Transcribe the material below exactly as it appears.

=== Record extracts ===
>> Start

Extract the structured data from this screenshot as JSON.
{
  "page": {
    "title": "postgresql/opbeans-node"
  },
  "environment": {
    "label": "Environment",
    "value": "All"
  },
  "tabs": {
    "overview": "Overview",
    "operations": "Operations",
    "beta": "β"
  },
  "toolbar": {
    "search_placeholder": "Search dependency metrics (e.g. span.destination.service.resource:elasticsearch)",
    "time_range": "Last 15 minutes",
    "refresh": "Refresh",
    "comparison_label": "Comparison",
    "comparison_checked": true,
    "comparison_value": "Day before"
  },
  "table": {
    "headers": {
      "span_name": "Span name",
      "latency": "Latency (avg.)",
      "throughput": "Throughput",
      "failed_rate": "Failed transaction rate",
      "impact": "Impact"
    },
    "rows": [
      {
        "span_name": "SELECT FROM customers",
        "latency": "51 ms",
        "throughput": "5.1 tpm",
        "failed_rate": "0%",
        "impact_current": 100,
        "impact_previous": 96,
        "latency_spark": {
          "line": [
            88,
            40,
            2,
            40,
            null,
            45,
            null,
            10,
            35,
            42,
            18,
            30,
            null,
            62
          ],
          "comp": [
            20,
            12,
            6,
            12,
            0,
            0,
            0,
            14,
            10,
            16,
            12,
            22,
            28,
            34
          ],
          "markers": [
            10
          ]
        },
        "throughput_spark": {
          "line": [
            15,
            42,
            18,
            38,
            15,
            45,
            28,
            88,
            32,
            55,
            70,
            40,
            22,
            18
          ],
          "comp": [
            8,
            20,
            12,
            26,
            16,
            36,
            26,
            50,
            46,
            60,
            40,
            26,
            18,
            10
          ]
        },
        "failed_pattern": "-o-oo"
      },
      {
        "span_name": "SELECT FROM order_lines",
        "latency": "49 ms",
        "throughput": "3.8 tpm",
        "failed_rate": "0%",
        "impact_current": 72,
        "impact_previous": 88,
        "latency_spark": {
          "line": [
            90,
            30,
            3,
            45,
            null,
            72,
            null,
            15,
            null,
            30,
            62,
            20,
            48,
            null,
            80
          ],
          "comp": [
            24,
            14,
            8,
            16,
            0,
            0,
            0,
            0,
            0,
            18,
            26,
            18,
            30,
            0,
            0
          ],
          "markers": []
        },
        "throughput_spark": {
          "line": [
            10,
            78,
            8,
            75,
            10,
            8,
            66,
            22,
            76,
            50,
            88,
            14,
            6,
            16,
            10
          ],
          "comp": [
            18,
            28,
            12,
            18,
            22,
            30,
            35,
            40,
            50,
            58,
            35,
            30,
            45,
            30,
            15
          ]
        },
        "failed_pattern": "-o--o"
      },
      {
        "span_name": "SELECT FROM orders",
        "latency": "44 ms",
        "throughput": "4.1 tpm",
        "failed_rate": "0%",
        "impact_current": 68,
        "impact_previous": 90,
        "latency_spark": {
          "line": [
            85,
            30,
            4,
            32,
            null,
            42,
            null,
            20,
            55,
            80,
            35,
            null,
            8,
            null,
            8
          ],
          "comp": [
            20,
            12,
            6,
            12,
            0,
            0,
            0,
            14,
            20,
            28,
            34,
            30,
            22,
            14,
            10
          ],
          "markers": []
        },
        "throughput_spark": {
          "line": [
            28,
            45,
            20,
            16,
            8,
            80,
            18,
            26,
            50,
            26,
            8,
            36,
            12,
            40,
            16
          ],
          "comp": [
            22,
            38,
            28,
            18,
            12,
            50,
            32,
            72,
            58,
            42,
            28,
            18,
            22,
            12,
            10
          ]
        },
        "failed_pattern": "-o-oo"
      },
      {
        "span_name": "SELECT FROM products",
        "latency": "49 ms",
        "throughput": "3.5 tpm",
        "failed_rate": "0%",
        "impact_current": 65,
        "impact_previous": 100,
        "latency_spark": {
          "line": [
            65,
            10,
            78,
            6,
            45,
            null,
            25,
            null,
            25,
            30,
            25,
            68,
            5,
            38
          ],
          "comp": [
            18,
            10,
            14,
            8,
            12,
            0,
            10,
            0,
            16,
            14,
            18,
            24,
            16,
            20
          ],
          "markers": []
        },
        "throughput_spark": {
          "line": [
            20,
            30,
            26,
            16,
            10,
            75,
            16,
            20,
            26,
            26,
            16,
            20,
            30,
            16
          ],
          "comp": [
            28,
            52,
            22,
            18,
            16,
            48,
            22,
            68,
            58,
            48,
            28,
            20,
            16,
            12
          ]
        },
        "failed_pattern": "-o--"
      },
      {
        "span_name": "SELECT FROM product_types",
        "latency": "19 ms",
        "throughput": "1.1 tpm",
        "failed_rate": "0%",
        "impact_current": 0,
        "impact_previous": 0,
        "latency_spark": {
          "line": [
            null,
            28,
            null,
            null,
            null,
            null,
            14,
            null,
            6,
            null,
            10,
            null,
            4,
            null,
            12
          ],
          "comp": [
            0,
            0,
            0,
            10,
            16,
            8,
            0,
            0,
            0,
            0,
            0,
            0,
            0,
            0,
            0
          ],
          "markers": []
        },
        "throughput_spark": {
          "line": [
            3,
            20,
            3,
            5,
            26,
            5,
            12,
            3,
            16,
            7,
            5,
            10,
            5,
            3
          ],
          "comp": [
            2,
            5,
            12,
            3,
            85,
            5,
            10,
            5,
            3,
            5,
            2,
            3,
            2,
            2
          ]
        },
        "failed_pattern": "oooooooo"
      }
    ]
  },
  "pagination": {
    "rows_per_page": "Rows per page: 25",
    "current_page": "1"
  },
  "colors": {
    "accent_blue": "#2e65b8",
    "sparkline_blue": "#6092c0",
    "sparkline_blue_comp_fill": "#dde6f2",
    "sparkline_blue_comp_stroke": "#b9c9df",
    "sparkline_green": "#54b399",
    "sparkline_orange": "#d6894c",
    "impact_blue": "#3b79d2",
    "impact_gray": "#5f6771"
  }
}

>> End

=== The solution ===
Extract the structured data from this screenshot as JSON.
{
  "page": {
    "title": "postgresql/opbeans-node"
  },
  "environment": {
    "label": "Environment",
    "value": "All"
  },
  "tabs": {
    "overview": "Overview",
    "operations": "Operations",
    "beta": "β"
  },
  "toolbar": {
    "search_placeholder": "Search dependency metrics (e.g. span.destination.service.resource:elasticsearch)",
    "time_range": "Last 15 minutes",
    "refresh": "Refresh",
    "comparison_label": "Comparison",
    "comparison_checked": true,
    "comparison_value": "Day before"
  },
  "table": {
    "headers": {
      "span_name": "Span name",
      "latency": "Latency (avg.)",
      "throughput": "Throughput",
      "failed_rate": "Failed transaction rate",
      "impact": "Impact"
    },
    "rows": [
      {
        "span_name": "SELECT FROM customers",
        "latency": "51 ms",
        "throughput": "5.1 tpm",
        "failed_rate": "0%",
        "impact_current": 100,
        "impact_previous": 96,
        "latency_spark": {
          "line": [
            88,
            40,
            2,
            40,
            null,
            45,
            null,
            10,
            35,
            42,
            18,
            30,
            null,
            62
          ],
          "comp": [
            20,
            12,
            6,
            12,
            0,
            0,
            0,
            14,
            10,
            16,
            12,
            22,
            28,
            34
          ],
          "markers": [
            10
          ]
        },
        "throughput_spark": {
          "line": [
            15,
            42,
            18,
            38,
            15,
            45,
            28,
            88,
            32,
            55,
            70,
            40,
            22,
            18
          ],
          "comp": [
            8,
            20,
            12,
            26,
            16,
            36,
            26,
            50,
            46,
            60,
            40,
            26,
            18,
            10
          ]
        },
        "failed_pattern": "-o-oo"
      },
      {
        "span_name": "SELECT FROM order_lines",
        "latency": "49 ms",
        "throughput": "3.8 tpm",
        "failed_rate": "0%",
        "impact_current": 72,
        "impact_previous": 88,
        "latency_spark": {
          "line": [
            90,
            30,
            3,
            45,
            null,
            72,
            null,
            15,
            null,
            30,
            62,
            20,
            48,
            null,
            80
          ],
          "comp": [
            24,
            14,
            8,
            16,
            0,
            0,
            0,
            0,
            0,
            18,
            26,
            18,
            30,
            0,
            0
          ],
          "markers": []
        },
        "throughput_spark": {
          "line": [
            10,
            78,
            8,
            75,
            10,
            8,
            66,
            22,
            76,
            50,
            88,
            14,
            6,
            16,
            10
          ],
          "comp": [
            18,
            28,
            12,
            18,
            22,
            30,
            35,
            40,
            50,
            58,
            35,
            30,
            45,
            30,
            15
          ]
        },
        "failed_pattern": "-o--o"
      },
      {
        "span_name": "SELECT FROM orders",
        "latency": "44 ms",
        "throughput": "4.1 tpm",
        "failed_rate": "0%",
        "impact_current": 68,
        "impact_previous": 90,
        "latency_spark": {
          "line": [
            85,
            30,
            4,
            32,
            null,
            42,
            null,
            20,
            55,
            80,
            35,
            null,
            8,
            null,
            8
          ],
          "comp": [
            20,
            12,
            6,
            12,
            0,
            0,
            0,
            14,
            20,
            28,
            34,
            30,
            22,
            14,
            10
          ],
          "markers": []
        },
        "throughput_spark": {
          "line": [
            28,
            45,
            20,
            16,
            8,
            80,
            18,
            26,
            50,
            26,
            8,
            36,
            12,
            40,
            16
          ],
          "comp": [
            22,
            38,
            28,
            18,
            12,
            50,
            32,
            72,
            58,
            42,
            28,
            18,
            22,
            12,
            10
          ]
        },
        "failed_pattern": "-o-oo"
      },
      {
        "span_name": "SELECT FROM products",
        "latency": "49 ms",
        "throughput": "3.5 tpm",
        "failed_rate": "0%",
        "impact_current": 65,
        "impact_previous": 100,
        "latency_spark": {
          "line": [
            65,
            10,
            78,
            6,
            45,
            null,
            25,
            null,
            25,
            30,
            25,
            68,
            5,
            38
          ],
          "comp": [
            18,
            10,
            14,
            8,
            12,
            0,
            10,
            0,
            16,
            14,
            18,
            24,
            16,
            20
          ],
          "markers": []
        },
        "throughput_spark": {
          "line": [
            20,
            30,
            26,
            16,
            10,
            75,
            16,
            20,
            26,
            26,
            16,
            20,
            30,
            16
          ],
          "comp": [
            28,
            52,
            22,
            18,
            16,
            48,
            22,
            68,
            58,
            48,
            28,
            20,
            16,
            12
          ]
        },
        "failed_pattern": "-o--"
      },
      {
        "span_name": "SELECT FROM product_types",
        "latency": "19 ms",
        "throughput": "1.1 tpm",
        "failed_rate": "0%",
        "impact_current": 0,
        "impact_previous": 0,
        "latency_spark": {
          "line": [
            null,
            28,
            null,
            null,
            null,
            null,
            14,
            null,
            6,
            null,
            10,
            null,
            4,
            null,
            12
          ],
          "comp": [
            0,
            0,
            0,
            10,
            16,
            8,
            0,
            0,
            0,
            0,
            0,
            0,
            0,
            0,
            0
          ],
          "markers": []
        },
        "throughput_spark": {
          "line": [
            3,
            20,
            3,
            5,
            26,
            5,
            12,
            3,
            16,
            7,
            5,
            10,
            5,
            3
          ],
          "comp": [
            2,
            5,
            12,
            3,
            85,
            5,
            10,
            5,
            3,
            5,
            2,
            3,
            2,
            2
          ]
        },
        "failed_pattern": "oooooooo"
      }
    ]
  },
  "pagination": {
    "rows_per_page": "Rows per page: 25",
    "current_page": "1"
  },
  "colors": {
    "accent_blue": "#2e65b8",
    "sparkline_blue": "#6092c0",
    "sparkline_blue_comp_fill": "#dde6f2",
    "sparkline_blue_comp_stroke": "#b9c9df",
    "sparkline_green": "#54b399",
    "sparkline_orange": "#d6894c",
    "impact_blue": "#3b79d2",
    "impact_gray": "#5f6771"
  }
}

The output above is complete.